** BEGIN Given data **

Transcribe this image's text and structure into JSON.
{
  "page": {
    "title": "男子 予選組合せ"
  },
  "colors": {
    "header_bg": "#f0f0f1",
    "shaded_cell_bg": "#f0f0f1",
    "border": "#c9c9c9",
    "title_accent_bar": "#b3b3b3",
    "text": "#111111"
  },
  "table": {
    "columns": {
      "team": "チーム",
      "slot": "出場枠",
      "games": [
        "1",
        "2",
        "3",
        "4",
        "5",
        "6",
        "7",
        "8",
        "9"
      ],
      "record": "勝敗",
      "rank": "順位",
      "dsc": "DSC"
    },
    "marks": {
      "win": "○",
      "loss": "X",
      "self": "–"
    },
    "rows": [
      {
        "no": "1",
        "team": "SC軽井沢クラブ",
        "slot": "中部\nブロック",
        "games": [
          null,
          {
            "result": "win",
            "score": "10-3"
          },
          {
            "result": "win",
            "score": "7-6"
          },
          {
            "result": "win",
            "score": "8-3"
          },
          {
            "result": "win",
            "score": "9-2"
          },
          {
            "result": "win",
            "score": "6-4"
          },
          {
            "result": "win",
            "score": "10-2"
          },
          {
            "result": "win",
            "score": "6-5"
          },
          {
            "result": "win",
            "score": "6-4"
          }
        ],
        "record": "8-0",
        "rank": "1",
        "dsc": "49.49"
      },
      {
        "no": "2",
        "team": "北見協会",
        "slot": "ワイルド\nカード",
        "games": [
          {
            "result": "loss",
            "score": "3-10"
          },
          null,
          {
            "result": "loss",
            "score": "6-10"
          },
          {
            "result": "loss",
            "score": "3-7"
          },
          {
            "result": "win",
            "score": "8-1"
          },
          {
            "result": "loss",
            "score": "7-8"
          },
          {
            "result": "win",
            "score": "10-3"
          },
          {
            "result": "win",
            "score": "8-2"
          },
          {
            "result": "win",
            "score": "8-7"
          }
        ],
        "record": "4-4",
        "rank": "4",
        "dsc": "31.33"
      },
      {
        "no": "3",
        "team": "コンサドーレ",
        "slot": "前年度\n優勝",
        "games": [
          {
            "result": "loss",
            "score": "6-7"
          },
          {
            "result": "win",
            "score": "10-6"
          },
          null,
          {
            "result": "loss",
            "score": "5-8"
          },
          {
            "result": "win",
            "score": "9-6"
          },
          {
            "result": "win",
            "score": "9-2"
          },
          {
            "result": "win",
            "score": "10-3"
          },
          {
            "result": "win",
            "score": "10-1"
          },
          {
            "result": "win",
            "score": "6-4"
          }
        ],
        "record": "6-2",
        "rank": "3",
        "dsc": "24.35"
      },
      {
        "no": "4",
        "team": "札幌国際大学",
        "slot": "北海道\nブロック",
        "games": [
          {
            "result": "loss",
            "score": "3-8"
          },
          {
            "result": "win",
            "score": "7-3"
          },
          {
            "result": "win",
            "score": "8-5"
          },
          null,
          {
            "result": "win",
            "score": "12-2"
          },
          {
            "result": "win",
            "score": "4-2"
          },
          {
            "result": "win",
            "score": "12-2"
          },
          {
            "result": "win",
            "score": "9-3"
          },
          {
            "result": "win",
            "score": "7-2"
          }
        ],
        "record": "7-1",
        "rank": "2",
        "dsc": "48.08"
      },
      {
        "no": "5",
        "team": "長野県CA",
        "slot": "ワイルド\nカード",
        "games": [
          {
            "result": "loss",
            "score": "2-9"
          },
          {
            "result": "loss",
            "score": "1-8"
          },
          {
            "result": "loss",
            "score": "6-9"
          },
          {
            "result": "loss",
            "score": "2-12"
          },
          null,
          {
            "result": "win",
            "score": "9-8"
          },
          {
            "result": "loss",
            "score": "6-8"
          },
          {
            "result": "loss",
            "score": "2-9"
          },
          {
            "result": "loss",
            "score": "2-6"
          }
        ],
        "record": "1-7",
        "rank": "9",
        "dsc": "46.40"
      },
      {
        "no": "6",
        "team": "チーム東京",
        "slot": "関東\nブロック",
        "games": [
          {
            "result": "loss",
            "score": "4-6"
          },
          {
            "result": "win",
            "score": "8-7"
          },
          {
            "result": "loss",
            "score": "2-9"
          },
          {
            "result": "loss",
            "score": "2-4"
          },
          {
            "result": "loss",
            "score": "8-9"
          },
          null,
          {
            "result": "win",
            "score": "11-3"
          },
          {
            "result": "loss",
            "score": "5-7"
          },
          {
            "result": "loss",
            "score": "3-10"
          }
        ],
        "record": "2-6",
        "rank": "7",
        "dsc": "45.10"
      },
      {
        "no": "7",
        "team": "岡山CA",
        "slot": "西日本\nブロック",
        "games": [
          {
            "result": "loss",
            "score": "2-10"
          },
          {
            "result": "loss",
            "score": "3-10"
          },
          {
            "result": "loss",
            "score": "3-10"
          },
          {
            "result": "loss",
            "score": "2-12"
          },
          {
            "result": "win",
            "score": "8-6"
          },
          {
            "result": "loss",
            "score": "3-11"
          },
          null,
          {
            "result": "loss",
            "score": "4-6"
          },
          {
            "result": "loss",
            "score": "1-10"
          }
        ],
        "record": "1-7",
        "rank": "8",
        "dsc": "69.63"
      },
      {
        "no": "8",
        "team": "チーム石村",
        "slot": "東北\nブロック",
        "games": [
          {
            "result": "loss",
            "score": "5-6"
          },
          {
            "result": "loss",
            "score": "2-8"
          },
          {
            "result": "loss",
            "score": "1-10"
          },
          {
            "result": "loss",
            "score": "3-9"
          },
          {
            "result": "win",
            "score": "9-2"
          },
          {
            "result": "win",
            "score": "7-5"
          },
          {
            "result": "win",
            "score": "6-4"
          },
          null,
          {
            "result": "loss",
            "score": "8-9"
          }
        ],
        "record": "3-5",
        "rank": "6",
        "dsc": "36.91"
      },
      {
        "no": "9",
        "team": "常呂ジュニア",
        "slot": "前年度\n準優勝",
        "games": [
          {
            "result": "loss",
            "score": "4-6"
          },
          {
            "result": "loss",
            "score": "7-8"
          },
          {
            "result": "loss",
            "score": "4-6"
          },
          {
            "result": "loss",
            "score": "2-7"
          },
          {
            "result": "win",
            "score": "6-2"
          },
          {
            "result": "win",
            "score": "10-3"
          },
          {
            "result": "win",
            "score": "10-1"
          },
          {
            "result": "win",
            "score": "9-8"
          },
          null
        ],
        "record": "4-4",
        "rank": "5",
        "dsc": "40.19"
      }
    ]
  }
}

** END Given data **

What this task involves
Repeat the records exactly, including every line.

Answer to this task
Transcribe this image's text and structure into JSON.
{
  "page": {
    "title": "男子 予選組合せ"
  },
  "colors": {
    "header_bg": "#f0f0f1",
    "shaded_cell_bg": "#f0f0f1",
    "border": "#c9c9c9",
    "title_accent_bar": "#b3b3b3",
    "text": "#111111"
  },
  "table": {
    "columns": {
      "team": "チーム",
      "slot": "出場枠",
      "games": [
        "1",
        "2",
        "3",
        "4",
        "5",
        "6",
        "7",
        "8",
        "9"
      ],
      "record": "勝敗",
      "rank": "順位",
      "dsc": "DSC"
    },
    "marks": {
      "win": "○",
      "loss": "X",
      "self": "–"
    },
    "rows": [
      {
        "no": "1",
        "team": "SC軽井沢クラブ",
        "slot": "中部\nブロック",
        "games": [
          null,
          {
            "result": "win",
            "score": "10-3"
          },
          {
            "result": "win",
            "score": "7-6"
          },
          {
            "result": "win",
            "score": "8-3"
          },
          {
            "result": "win",
            "score": "9-2"
          },
          {
            "result": "win",
            "score": "6-4"
          },
          {
            "result": "win",
            "score": "10-2"
          },
          {
            "result": "win",
            "score": "6-5"
          },
          {
            "result": "win",
            "score": "6-4"
          }
        ],
        "record": "8-0",
        "rank": "1",
        "dsc": "49.49"
      },
      {
        "no": "2",
        "team": "北見協会",
        "slot": "ワイルド\nカード",
        "games": [
          {
            "result": "loss",
            "score": "3-10"
          },
          null,
          {
            "result": "loss",
            "score": "6-10"
          },
          {
            "result": "loss",
            "score": "3-7"
          },
          {
            "result": "win",
            "score": "8-1"
          },
          {
            "result": "loss",
            "score": "7-8"
          },
          {
            "result": "win",
            "score": "10-3"
          },
          {
            "result": "win",
            "score": "8-2"
          },
          {
            "result": "win",
            "score": "8-7"
          }
        ],
        "record": "4-4",
        "rank": "4",
        "dsc": "31.33"
      },
      {
        "no": "3",
        "team": "コンサドーレ",
        "slot": "前年度\n優勝",
        "games": [
          {
            "result": "loss",
            "score": "6-7"
          },
          {
            "result": "win",
            "score": "10-6"
          },
          null,
          {
            "result": "loss",
            "score": "5-8"
          },
          {
            "result": "win",
            "score": "9-6"
          },
          {
            "result": "win",
            "score": "9-2"
          },
          {
            "result": "win",
            "score": "10-3"
          },
          {
            "result": "win",
            "score": "10-1"
          },
          {
            "result": "win",
            "score": "6-4"
          }
        ],
        "record": "6-2",
        "rank": "3",
        "dsc": "24.35"
      },
      {
        "no": "4",
        "team": "札幌国際大学",
        "slot": "北海道\nブロック",
        "games": [
          {
            "result": "loss",
            "score": "3-8"
          },
          {
            "result": "win",
            "score": "7-3"
          },
          {
            "result": "win",
            "score": "8-5"
          },
          null,
          {
            "result": "win",
            "score": "12-2"
          },
          {
            "result": "win",
            "score": "4-2"
          },
          {
            "result": "win",
            "score": "12-2"
          },
          {
            "result": "win",
            "score": "9-3"
          },
          {
            "result": "win",
            "score": "7-2"
          }
        ],
        "record": "7-1",
        "rank": "2",
        "dsc": "48.08"
      },
      {
        "no": "5",
        "team": "長野県CA",
        "slot": "ワイルド\nカード",
        "games": [
          {
            "result": "loss",
            "score": "2-9"
          },
          {
            "result": "loss",
            "score": "1-8"
          },
          {
            "result": "loss",
            "score": "6-9"
          },
          {
            "result": "loss",
            "score": "2-12"
          },
          null,
          {
            "result": "win",
            "score": "9-8"
          },
          {
            "result": "loss",
            "score": "6-8"
          },
          {
            "result": "loss",
            "score": "2-9"
          },
          {
            "result": "loss",
            "score": "2-6"
          }
        ],
        "record": "1-7",
        "rank": "9",
        "dsc": "46.40"
      },
      {
        "no": "6",
        "team": "チーム東京",
        "slot": "関東\nブロック",
        "games": [
          {
            "result": "loss",
            "score": "4-6"
          },
          {
            "result": "win",
            "score": "8-7"
          },
          {
            "result": "loss",
            "score": "2-9"
          },
          {
            "result": "loss",
            "score": "2-4"
          },
          {
            "result": "loss",
            "score": "8-9"
          },
          null,
          {
            "result": "win",
            "score": "11-3"
          },
          {
            "result": "loss",
            "score": "5-7"
          },
          {
            "result": "loss",
            "score": "3-10"
          }
        ],
        "record": "2-6",
        "rank": "7",
        "dsc": "45.10"
      },
      {
        "no": "7",
        "team": "岡山CA",
        "slot": "西日本\nブロック",
        "games": [
          {
            "result": "loss",
            "score": "2-10"
          },
          {
            "result": "loss",
            "score": "3-10"
          },
          {
            "result": "loss",
            "score": "3-10"
          },
          {
            "result": "loss",
            "score": "2-12"
          },
          {
            "result": "win",
            "score": "8-6"
          },
          {
            "result": "loss",
            "score": "3-11"
          },
          null,
          {
            "result": "loss",
            "score": "4-6"
          },
          {
            "result": "loss",
            "score": "1-10"
          }
        ],
        "record": "1-7",
        "rank": "8",
        "dsc": "69.63"
      },
      {
        "no": "8",
        "team": "チーム石村",
        "slot": "東北\nブロック",
        "games": [
          {
            "result": "loss",
            "score": "5-6"
          },
          {
            "result": "loss",
            "score": "2-8"
          },
          {
            "result": "loss",
            "score": "1-10"
          },
          {
            "result": "loss",
            "score": "3-9"
          },
          {
            "result": "win",
            "score": "9-2"
          },
          {
            "result": "win",
            "score": "7-5"
          },
          {
            "result": "win",
            "score": "6-4"
          },
          null,
          {
            "result": "loss",
            "score": "8-9"
          }
        ],
        "record": "3-5",
        "rank": "6",
        "dsc": "36.91"
      },
      {
        "no": "9",
        "team": "常呂ジュニア",
        "slot": "前年度\n準優勝",
        "games": [
          {
            "result": "loss",
            "score": "4-6"
          },
          {
            "result": "loss",
            "score": "7-8"
          },
          {
            "result": "loss",
            "score": "4-6"
          },
          {
            "result": "loss",
            "score": "2-7"
          },
          {
            "result": "win",
            "score": "6-2"
          },
          {
            "result": "win",
            "score": "10-3"
          },
          {
            "result": "win",
            "score": "10-1"
          },
          {
            "result": "win",
            "score": "9-8"
          },
          null
        ],
        "record": "4-4",
        "rank": "5",
        "dsc": "40.19"
      }
    ]
  }
}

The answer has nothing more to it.